** begin ENTRIES PROVIDED **

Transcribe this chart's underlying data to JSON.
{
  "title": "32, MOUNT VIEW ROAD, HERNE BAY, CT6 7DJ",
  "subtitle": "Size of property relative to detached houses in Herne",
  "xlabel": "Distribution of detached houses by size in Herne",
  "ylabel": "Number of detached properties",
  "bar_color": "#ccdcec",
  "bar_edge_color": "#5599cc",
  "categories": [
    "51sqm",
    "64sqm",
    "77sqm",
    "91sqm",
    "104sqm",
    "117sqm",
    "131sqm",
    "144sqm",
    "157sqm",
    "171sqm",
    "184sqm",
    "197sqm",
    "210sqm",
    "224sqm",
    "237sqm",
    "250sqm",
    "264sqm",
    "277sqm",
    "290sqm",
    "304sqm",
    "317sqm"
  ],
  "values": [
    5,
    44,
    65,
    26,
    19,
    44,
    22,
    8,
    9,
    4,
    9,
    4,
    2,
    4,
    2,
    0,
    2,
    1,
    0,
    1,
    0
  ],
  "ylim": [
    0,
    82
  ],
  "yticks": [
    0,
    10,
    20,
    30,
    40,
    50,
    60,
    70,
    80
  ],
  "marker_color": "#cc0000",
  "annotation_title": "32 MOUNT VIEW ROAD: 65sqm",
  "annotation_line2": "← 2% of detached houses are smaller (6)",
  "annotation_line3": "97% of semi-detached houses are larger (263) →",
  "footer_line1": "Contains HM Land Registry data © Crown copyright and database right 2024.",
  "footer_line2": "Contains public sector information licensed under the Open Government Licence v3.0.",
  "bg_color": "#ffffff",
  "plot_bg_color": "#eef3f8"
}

** end ENTRIES PROVIDED **

WHAT IS NEEDED: Look through the lines above and collect those with the word "ROAD".

EXERCISE RESULT:
  "title": "32, MOUNT VIEW ROAD, HERNE BAY, CT6 7DJ",
  "annotation_title": "32 MOUNT VIEW ROAD: 65sqm",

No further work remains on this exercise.